▶ **SUPPLIED ENTRIES**:
____

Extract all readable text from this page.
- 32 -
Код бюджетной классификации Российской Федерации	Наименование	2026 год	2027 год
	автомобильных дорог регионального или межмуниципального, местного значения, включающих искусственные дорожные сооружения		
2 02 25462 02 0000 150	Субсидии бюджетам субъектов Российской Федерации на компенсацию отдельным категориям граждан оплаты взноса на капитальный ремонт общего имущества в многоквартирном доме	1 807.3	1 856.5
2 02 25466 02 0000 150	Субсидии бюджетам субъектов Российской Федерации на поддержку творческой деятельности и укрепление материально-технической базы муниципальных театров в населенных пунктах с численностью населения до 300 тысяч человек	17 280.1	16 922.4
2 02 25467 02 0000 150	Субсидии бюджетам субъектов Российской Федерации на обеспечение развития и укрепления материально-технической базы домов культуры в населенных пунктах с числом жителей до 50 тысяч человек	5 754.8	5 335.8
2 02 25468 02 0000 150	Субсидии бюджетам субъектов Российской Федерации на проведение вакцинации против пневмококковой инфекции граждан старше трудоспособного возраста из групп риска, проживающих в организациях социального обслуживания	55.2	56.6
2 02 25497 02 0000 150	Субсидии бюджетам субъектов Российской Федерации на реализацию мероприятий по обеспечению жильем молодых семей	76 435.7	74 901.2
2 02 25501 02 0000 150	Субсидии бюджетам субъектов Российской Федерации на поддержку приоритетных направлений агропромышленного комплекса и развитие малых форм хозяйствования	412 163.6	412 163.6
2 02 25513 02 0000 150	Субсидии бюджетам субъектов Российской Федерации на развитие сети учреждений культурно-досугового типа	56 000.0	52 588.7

____

▶ **WRITTEN PROBLEM**:
Every line above should be written out again exactly as it stands.

▶ **SOLUTION TO THIS EXERCISE**:
Extract all readable text from this page.
- 32 -
Код бюджетной классификации Российской Федерации	Наименование	2026 год	2027 год
	автомобильных дорог регионального или межмуниципального, местного значения, включающих искусственные дорожные сооружения		
2 02 25462 02 0000 150	Субсидии бюджетам субъектов Российской Федерации на компенсацию отдельным категориям граждан оплаты взноса на капитальный ремонт общего имущества в многоквартирном доме	1 807.3	1 856.5
2 02 25466 02 0000 150	Субсидии бюджетам субъектов Российской Федерации на поддержку творческой деятельности и укрепление материально-технической базы муниципальных театров в населенных пунктах с численностью населения до 300 тысяч человек	17 280.1	16 922.4
2 02 25467 02 0000 150	Субсидии бюджетам субъектов Российской Федерации на обеспечение развития и укрепления материально-технической базы домов культуры в населенных пунктах с числом жителей до 50 тысяч человек	5 754.8	5 335.8
2 02 25468 02 0000 150	Субсидии бюджетам субъектов Российской Федерации на проведение вакцинации против пневмококковой инфекции граждан старше трудоспособного возраста из групп риска, проживающих в организациях социального обслуживания	55.2	56.6
2 02 25497 02 0000 150	Субсидии бюджетам субъектов Российской Федерации на реализацию мероприятий по обеспечению жильем молодых семей	76 435.7	74 901.2
2 02 25501 02 0000 150	Субсидии бюджетам субъектов Российской Федерации на поддержку приоритетных направлений агропромышленного комплекса и развитие малых форм хозяйствования	412 163.6	412 163.6
2 02 25513 02 0000 150	Субсидии бюджетам субъектов Российской Федерации на развитие сети учреждений культурно-досугового типа	56 000.0	52 588.7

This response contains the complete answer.